*Source material*.
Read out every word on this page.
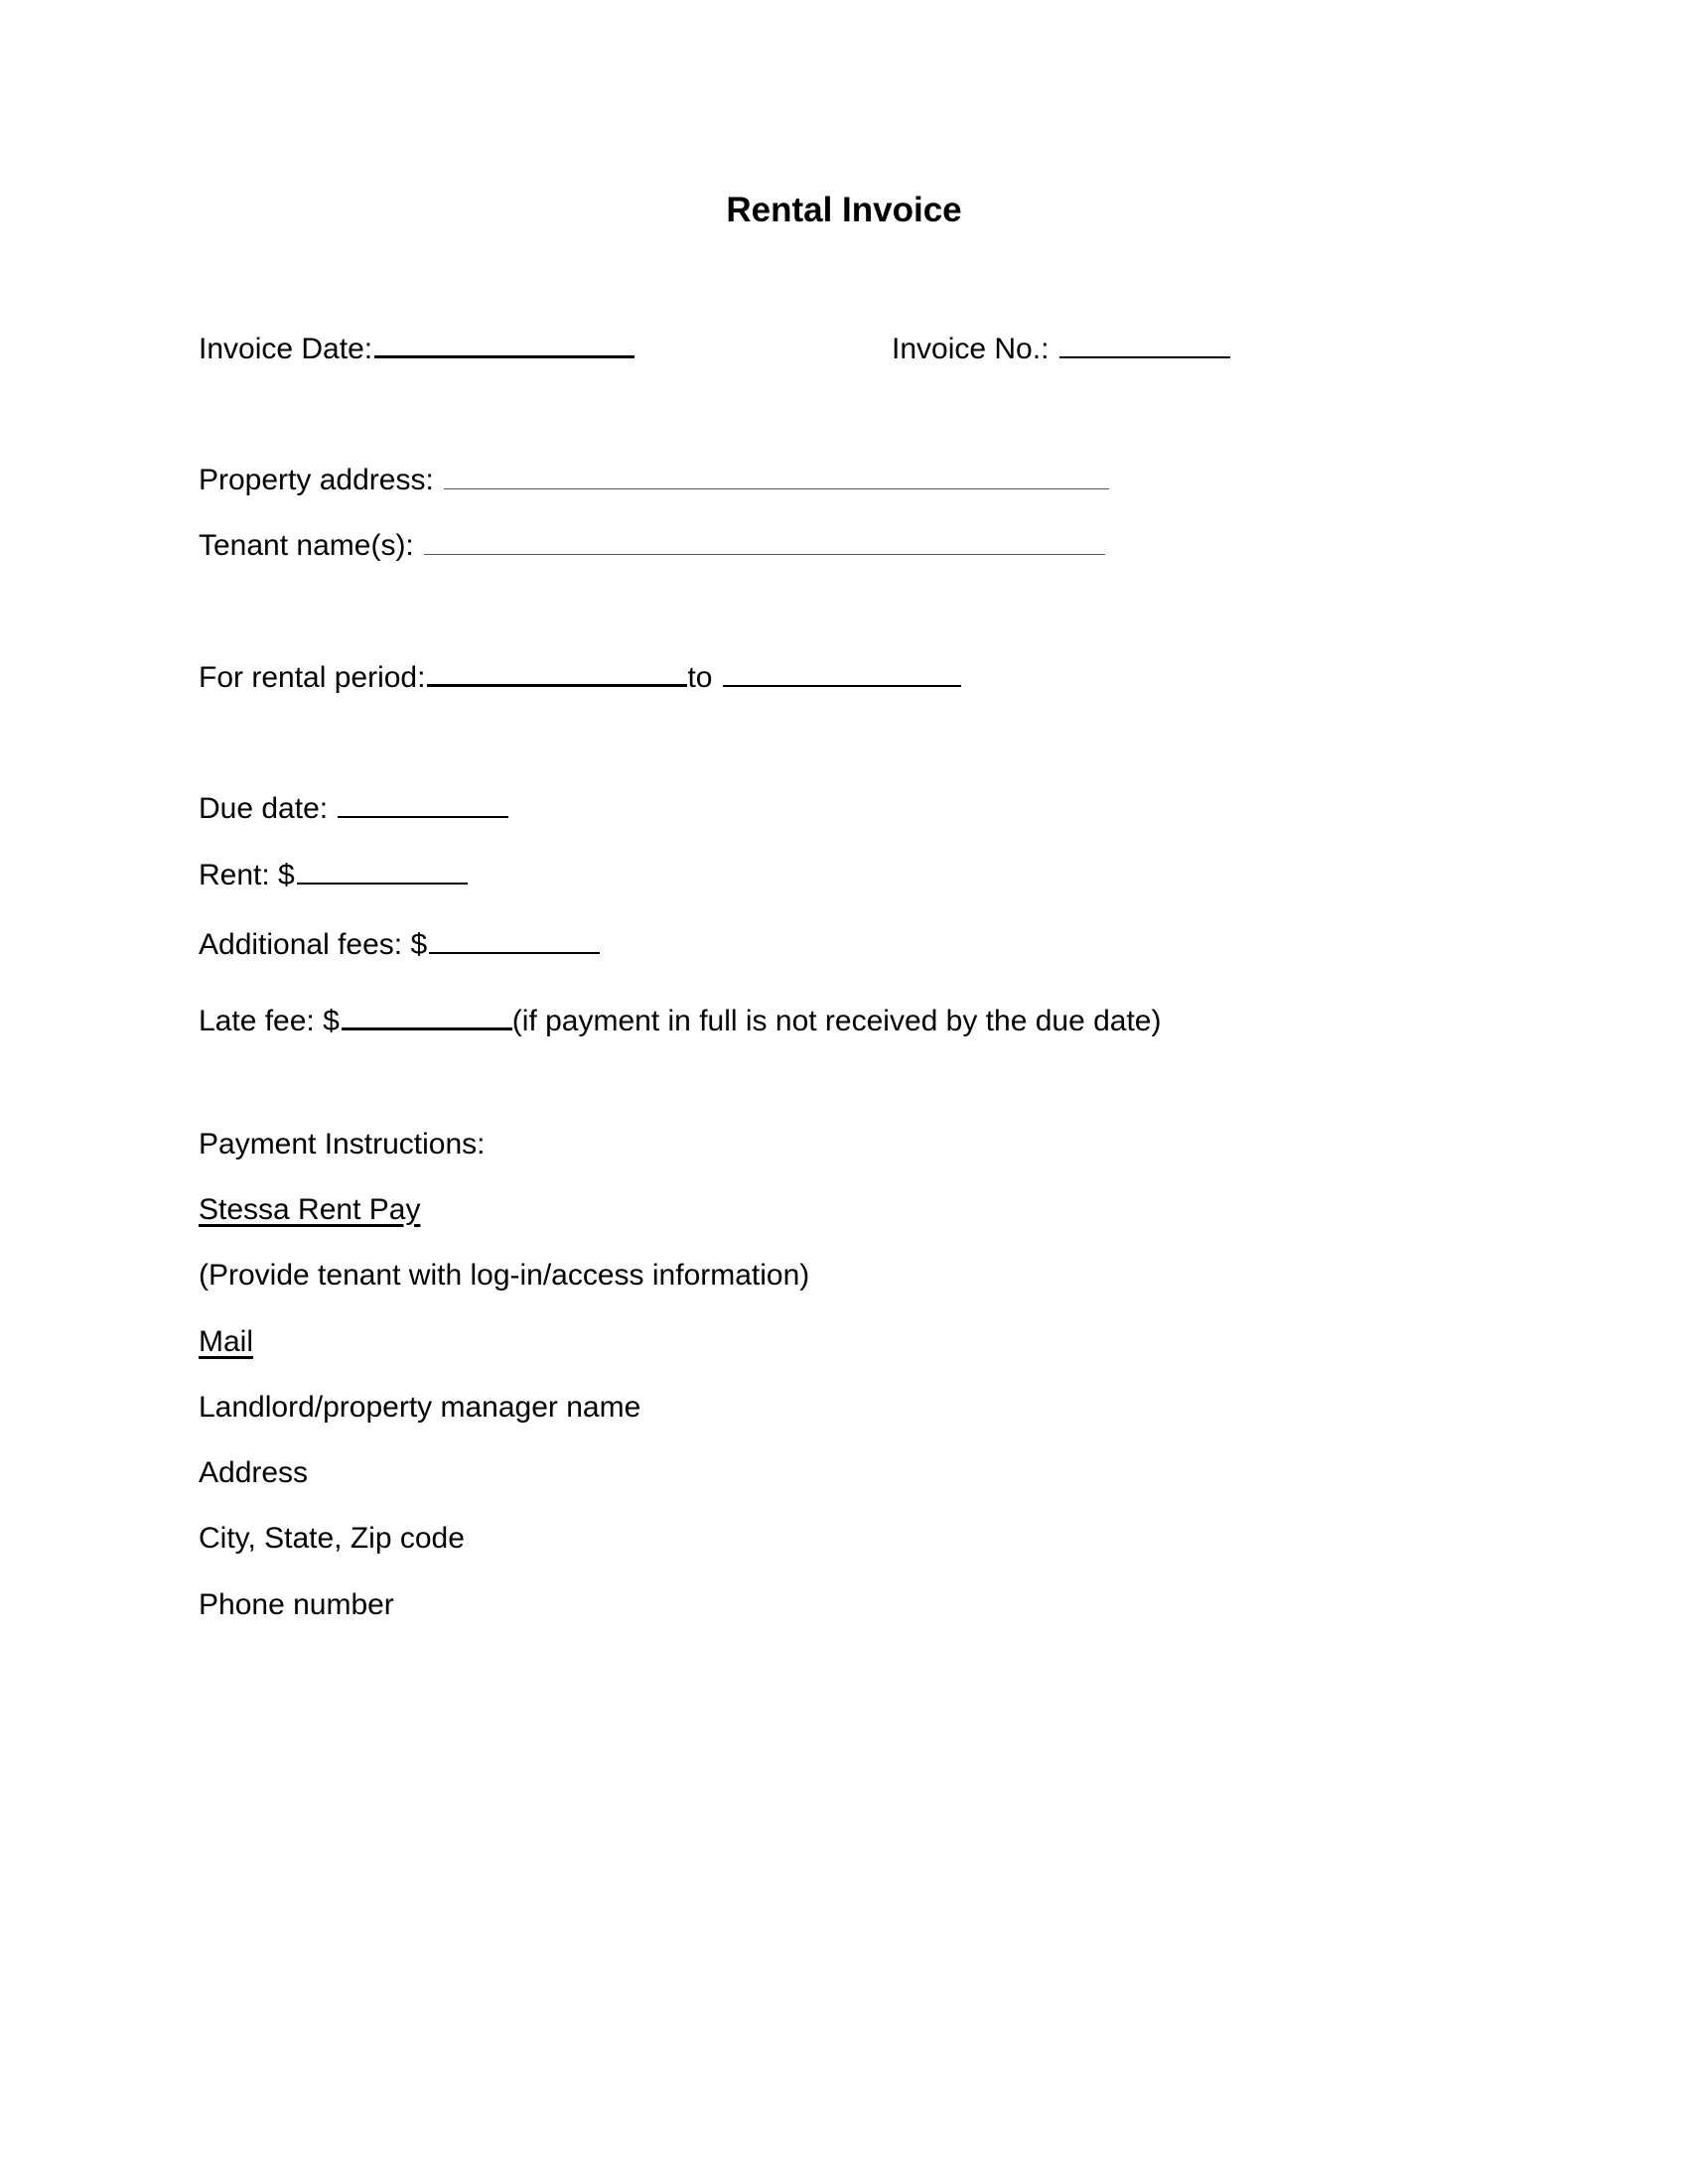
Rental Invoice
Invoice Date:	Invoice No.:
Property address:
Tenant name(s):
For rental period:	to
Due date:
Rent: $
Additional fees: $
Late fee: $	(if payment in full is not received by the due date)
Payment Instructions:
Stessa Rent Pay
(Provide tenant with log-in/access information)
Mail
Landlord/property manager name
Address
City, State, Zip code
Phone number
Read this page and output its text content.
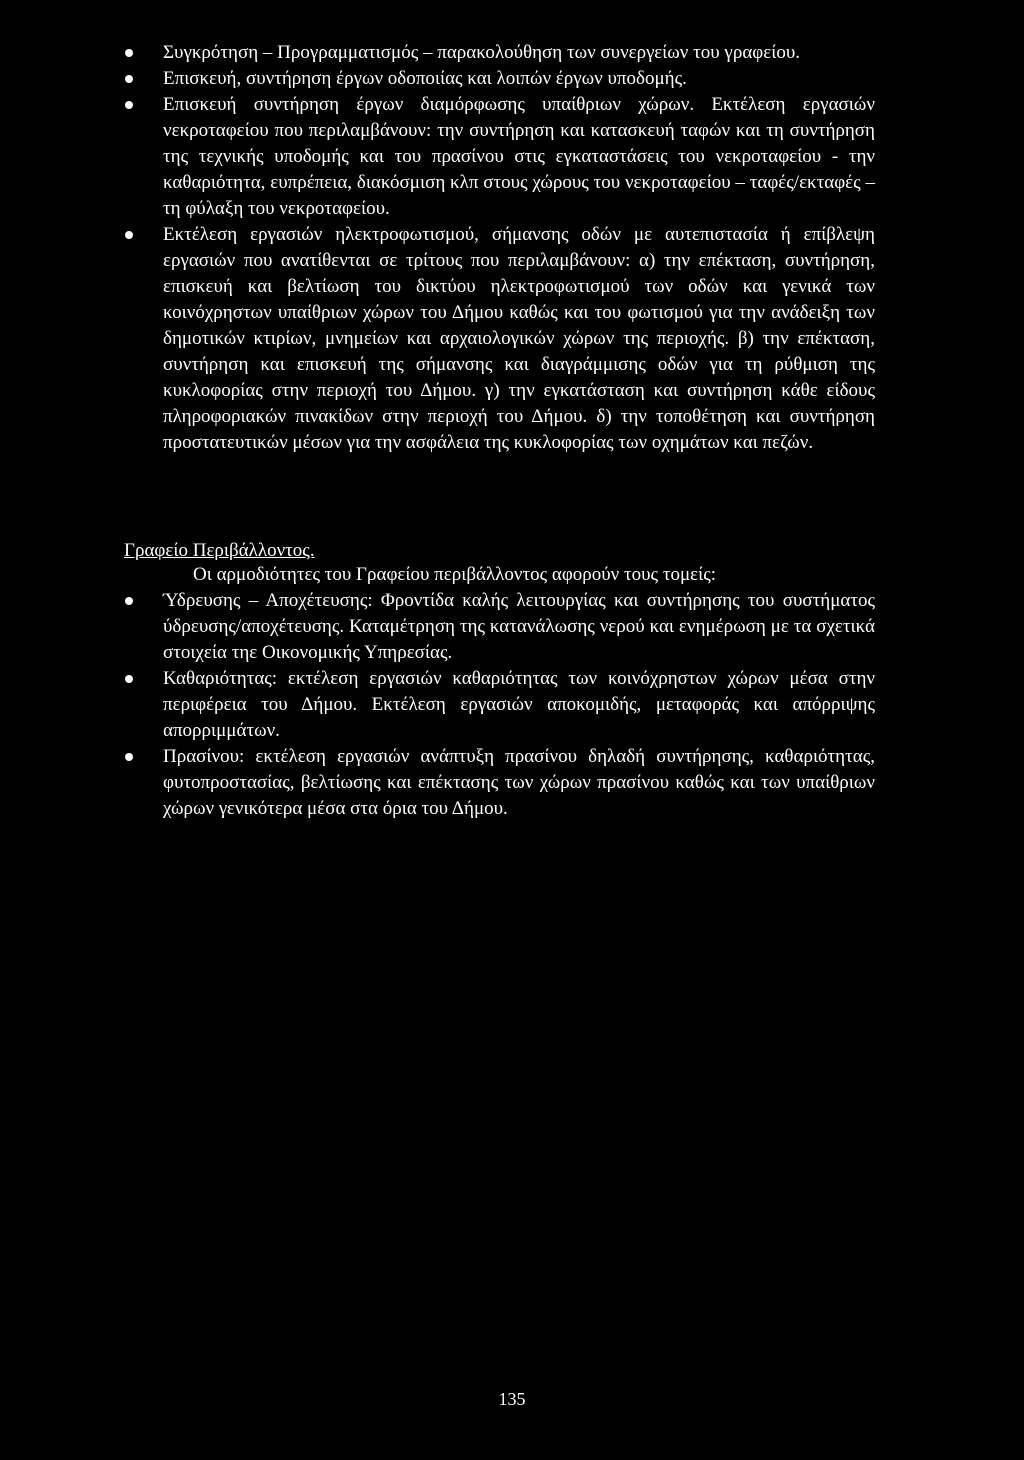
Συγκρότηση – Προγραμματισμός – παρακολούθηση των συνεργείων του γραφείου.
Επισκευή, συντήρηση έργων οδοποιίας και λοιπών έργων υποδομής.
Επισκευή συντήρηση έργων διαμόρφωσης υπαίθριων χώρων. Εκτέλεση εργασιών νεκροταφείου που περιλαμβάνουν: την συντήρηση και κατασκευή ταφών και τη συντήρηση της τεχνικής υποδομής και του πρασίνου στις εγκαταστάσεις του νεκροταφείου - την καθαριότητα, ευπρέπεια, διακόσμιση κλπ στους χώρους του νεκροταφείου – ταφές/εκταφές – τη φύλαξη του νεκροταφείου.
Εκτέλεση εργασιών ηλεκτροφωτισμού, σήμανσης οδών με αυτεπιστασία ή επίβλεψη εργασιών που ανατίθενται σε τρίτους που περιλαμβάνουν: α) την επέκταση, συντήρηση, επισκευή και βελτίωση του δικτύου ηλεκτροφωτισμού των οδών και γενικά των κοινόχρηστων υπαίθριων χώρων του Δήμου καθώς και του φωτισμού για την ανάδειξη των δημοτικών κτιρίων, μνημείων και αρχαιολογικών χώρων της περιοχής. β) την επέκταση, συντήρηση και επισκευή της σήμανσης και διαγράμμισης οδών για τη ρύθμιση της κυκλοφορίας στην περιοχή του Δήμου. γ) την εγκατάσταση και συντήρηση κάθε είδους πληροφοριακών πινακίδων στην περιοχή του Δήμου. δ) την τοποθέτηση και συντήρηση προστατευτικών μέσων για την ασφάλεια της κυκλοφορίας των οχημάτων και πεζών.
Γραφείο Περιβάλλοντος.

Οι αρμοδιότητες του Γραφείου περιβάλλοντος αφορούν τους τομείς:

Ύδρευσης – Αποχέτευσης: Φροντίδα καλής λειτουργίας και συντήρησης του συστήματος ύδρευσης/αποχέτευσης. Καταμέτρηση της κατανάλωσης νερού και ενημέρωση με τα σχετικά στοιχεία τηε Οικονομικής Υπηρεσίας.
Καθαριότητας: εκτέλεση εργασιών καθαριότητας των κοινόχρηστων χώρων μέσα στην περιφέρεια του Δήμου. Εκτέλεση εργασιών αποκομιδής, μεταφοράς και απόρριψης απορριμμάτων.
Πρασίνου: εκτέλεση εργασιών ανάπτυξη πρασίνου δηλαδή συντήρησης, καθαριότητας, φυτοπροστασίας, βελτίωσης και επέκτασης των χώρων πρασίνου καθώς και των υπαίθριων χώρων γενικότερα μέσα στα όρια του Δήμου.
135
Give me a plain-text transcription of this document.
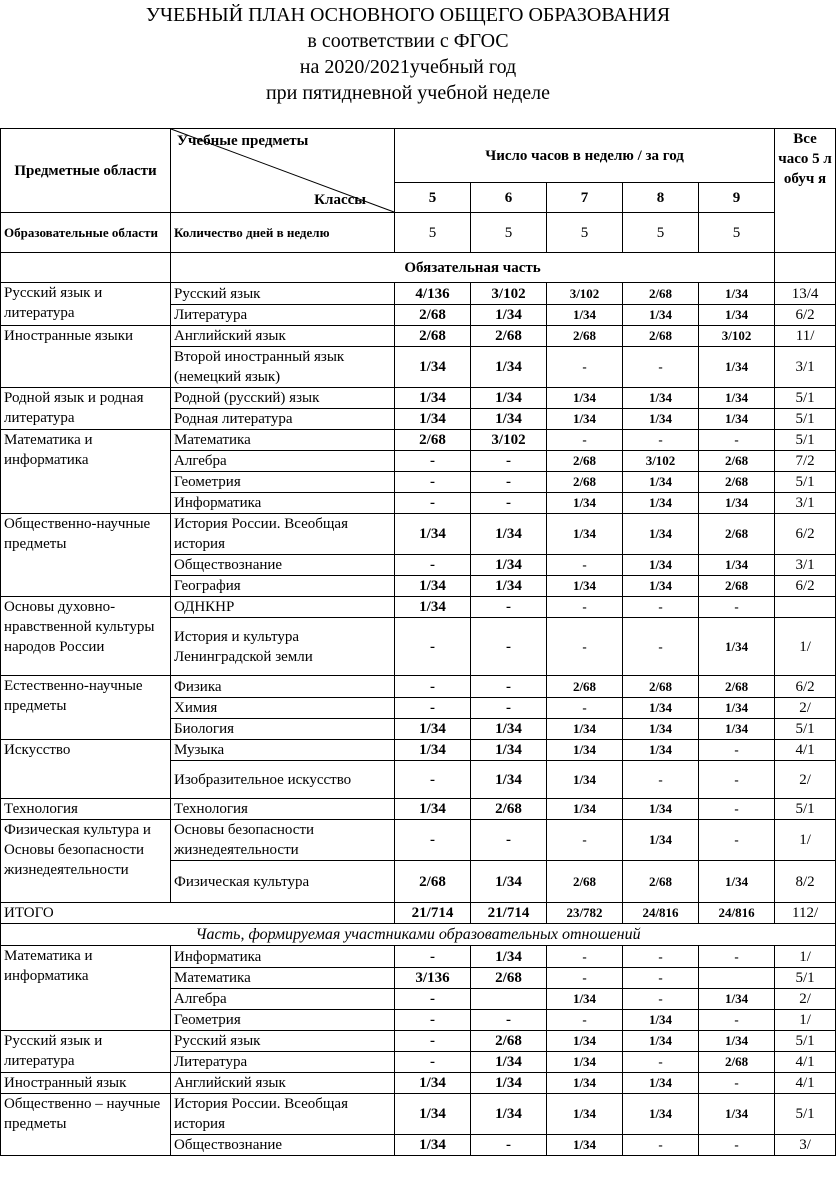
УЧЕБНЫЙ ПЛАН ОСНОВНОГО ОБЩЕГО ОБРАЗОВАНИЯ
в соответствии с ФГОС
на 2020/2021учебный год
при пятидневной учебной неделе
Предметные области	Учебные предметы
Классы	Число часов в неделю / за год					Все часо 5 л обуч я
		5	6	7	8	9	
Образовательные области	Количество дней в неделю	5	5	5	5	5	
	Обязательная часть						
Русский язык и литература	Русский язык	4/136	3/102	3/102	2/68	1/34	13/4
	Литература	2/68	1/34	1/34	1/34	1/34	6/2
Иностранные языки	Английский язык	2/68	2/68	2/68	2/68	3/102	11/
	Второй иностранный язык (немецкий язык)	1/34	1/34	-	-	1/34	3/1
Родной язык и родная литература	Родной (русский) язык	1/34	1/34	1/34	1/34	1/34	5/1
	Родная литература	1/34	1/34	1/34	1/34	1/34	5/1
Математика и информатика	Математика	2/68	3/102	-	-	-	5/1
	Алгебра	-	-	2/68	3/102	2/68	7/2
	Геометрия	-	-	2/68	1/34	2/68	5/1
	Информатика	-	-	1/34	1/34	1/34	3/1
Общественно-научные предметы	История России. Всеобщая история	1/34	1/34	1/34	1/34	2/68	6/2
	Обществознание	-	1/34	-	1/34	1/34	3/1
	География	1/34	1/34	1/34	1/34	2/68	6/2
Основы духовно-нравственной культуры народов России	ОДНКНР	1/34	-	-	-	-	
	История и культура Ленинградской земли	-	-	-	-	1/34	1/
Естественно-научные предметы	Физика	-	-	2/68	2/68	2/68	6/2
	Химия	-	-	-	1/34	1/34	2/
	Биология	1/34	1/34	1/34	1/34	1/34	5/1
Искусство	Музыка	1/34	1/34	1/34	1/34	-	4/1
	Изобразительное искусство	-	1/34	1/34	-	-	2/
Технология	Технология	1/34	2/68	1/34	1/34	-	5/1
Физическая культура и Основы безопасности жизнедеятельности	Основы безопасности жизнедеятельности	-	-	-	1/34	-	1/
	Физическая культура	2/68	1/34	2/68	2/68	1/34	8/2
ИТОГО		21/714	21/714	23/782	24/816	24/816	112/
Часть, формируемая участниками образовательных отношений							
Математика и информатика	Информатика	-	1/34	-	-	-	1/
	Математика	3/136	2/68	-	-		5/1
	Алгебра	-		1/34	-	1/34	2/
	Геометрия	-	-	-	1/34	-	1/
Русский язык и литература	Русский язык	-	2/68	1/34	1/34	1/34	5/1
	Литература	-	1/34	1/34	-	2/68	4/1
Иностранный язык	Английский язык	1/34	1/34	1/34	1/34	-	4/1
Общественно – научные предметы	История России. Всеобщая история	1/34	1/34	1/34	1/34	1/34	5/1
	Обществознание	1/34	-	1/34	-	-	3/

*Objective*. The records above are to be reproduced exactly; the pictures are to be left out.

*The result*.
Read out every word on this page.
Rental Invoice
Invoice Date:	Invoice No.:
Property address:
Tenant name(s):
For rental period:	to
Due date:
Rent: $
Additional fees: $
Late fee: $	(if payment in full is not received by the due date)
Payment Instructions:
Stessa Rent Pay
(Provide tenant with log-in/access information)
Mail
Landlord/property manager name
Address
City, State, Zip code
Phone number
Read this page and output its text content.
Συγκρότηση – Προγραμματισμός – παρακολούθηση των συνεργείων του γραφείου.
Επισκευή, συντήρηση έργων οδοποιίας και λοιπών έργων υποδομής.
Επισκευή συντήρηση έργων διαμόρφωσης υπαίθριων χώρων. Εκτέλεση εργασιών νεκροταφείου που περιλαμβάνουν: την συντήρηση και κατασκευή ταφών και τη συντήρηση της τεχνικής υποδομής και του πρασίνου στις εγκαταστάσεις του νεκροταφείου - την καθαριότητα, ευπρέπεια, διακόσμιση κλπ στους χώρους του νεκροταφείου – ταφές/εκταφές – τη φύλαξη του νεκροταφείου.
Εκτέλεση εργασιών ηλεκτροφωτισμού, σήμανσης οδών με αυτεπιστασία ή επίβλεψη εργασιών που ανατίθενται σε τρίτους που περιλαμβάνουν: α) την επέκταση, συντήρηση, επισκευή και βελτίωση του δικτύου ηλεκτροφωτισμού των οδών και γενικά των κοινόχρηστων υπαίθριων χώρων του Δήμου καθώς και του φωτισμού για την ανάδειξη των δημοτικών κτιρίων, μνημείων και αρχαιολογικών χώρων της περιοχής. β) την επέκταση, συντήρηση και επισκευή της σήμανσης και διαγράμμισης οδών για τη ρύθμιση της κυκλοφορίας στην περιοχή του Δήμου. γ) την εγκατάσταση και συντήρηση κάθε είδους πληροφοριακών πινακίδων στην περιοχή του Δήμου. δ) την τοποθέτηση και συντήρηση προστατευτικών μέσων για την ασφάλεια της κυκλοφορίας των οχημάτων και πεζών.
Γραφείο Περιβάλλοντος.

Οι αρμοδιότητες του Γραφείου περιβάλλοντος αφορούν τους τομείς:

Ύδρευσης – Αποχέτευσης: Φροντίδα καλής λειτουργίας και συντήρησης του συστήματος ύδρευσης/αποχέτευσης. Καταμέτρηση της κατανάλωσης νερού και ενημέρωση με τα σχετικά στοιχεία τηε Οικονομικής Υπηρεσίας.
Καθαριότητας: εκτέλεση εργασιών καθαριότητας των κοινόχρηστων χώρων μέσα στην περιφέρεια του Δήμου. Εκτέλεση εργασιών αποκομιδής, μεταφοράς και απόρριψης απορριμμάτων.
Πρασίνου: εκτέλεση εργασιών ανάπτυξη πρασίνου δηλαδή συντήρησης, καθαριότητας, φυτοπροστασίας, βελτίωσης και επέκτασης των χώρων πρασίνου καθώς και των υπαίθριων χώρων γενικότερα μέσα στα όρια του Δήμου.
135
Give me a plain-text transcription of this document.
УЧЕБНЫЙ ПЛАН ОСНОВНОГО ОБЩЕГО ОБРАЗОВАНИЯ
в соответствии с ФГОС
на 2020/2021учебный год
при пятидневной учебной неделе
Предметные области	Учебные предметы
Классы	Число часов в неделю / за год					Все часо 5 л обуч я
		5	6	7	8	9	
Образовательные области	Количество дней в неделю	5	5	5	5	5	
	Обязательная часть						
Русский язык и литература	Русский язык	4/136	3/102	3/102	2/68	1/34	13/4
	Литература	2/68	1/34	1/34	1/34	1/34	6/2
Иностранные языки	Английский язык	2/68	2/68	2/68	2/68	3/102	11/
	Второй иностранный язык (немецкий язык)	1/34	1/34	-	-	1/34	3/1
Родной язык и родная литература	Родной (русский) язык	1/34	1/34	1/34	1/34	1/34	5/1
	Родная литература	1/34	1/34	1/34	1/34	1/34	5/1
Математика и информатика	Математика	2/68	3/102	-	-	-	5/1
	Алгебра	-	-	2/68	3/102	2/68	7/2
	Геометрия	-	-	2/68	1/34	2/68	5/1
	Информатика	-	-	1/34	1/34	1/34	3/1
Общественно-научные предметы	История России. Всеобщая история	1/34	1/34	1/34	1/34	2/68	6/2
	Обществознание	-	1/34	-	1/34	1/34	3/1
	География	1/34	1/34	1/34	1/34	2/68	6/2
Основы духовно-нравственной культуры народов России	ОДНКНР	1/34	-	-	-	-	
	История и культура Ленинградской земли	-	-	-	-	1/34	1/
Естественно-научные предметы	Физика	-	-	2/68	2/68	2/68	6/2
	Химия	-	-	-	1/34	1/34	2/
	Биология	1/34	1/34	1/34	1/34	1/34	5/1
Искусство	Музыка	1/34	1/34	1/34	1/34	-	4/1
	Изобразительное искусство	-	1/34	1/34	-	-	2/
Технология	Технология	1/34	2/68	1/34	1/34	-	5/1
Физическая культура и Основы безопасности жизнедеятельности	Основы безопасности жизнедеятельности	-	-	-	1/34	-	1/
	Физическая культура	2/68	1/34	2/68	2/68	1/34	8/2
ИТОГО		21/714	21/714	23/782	24/816	24/816	112/
Часть, формируемая участниками образовательных отношений							
Математика и информатика	Информатика	-	1/34	-	-	-	1/
	Математика	3/136	2/68	-	-		5/1
	Алгебра	-		1/34	-	1/34	2/
	Геометрия	-	-	-	1/34	-	1/
Русский язык и литература	Русский язык	-	2/68	1/34	1/34	1/34	5/1
	Литература	-	1/34	1/34	-	2/68	4/1
Иностранный язык	Английский язык	1/34	1/34	1/34	1/34	-	4/1
Общественно – научные предметы	История России. Всеобщая история	1/34	1/34	1/34	1/34	1/34	5/1
	Обществознание	1/34	-	1/34	-	-	3/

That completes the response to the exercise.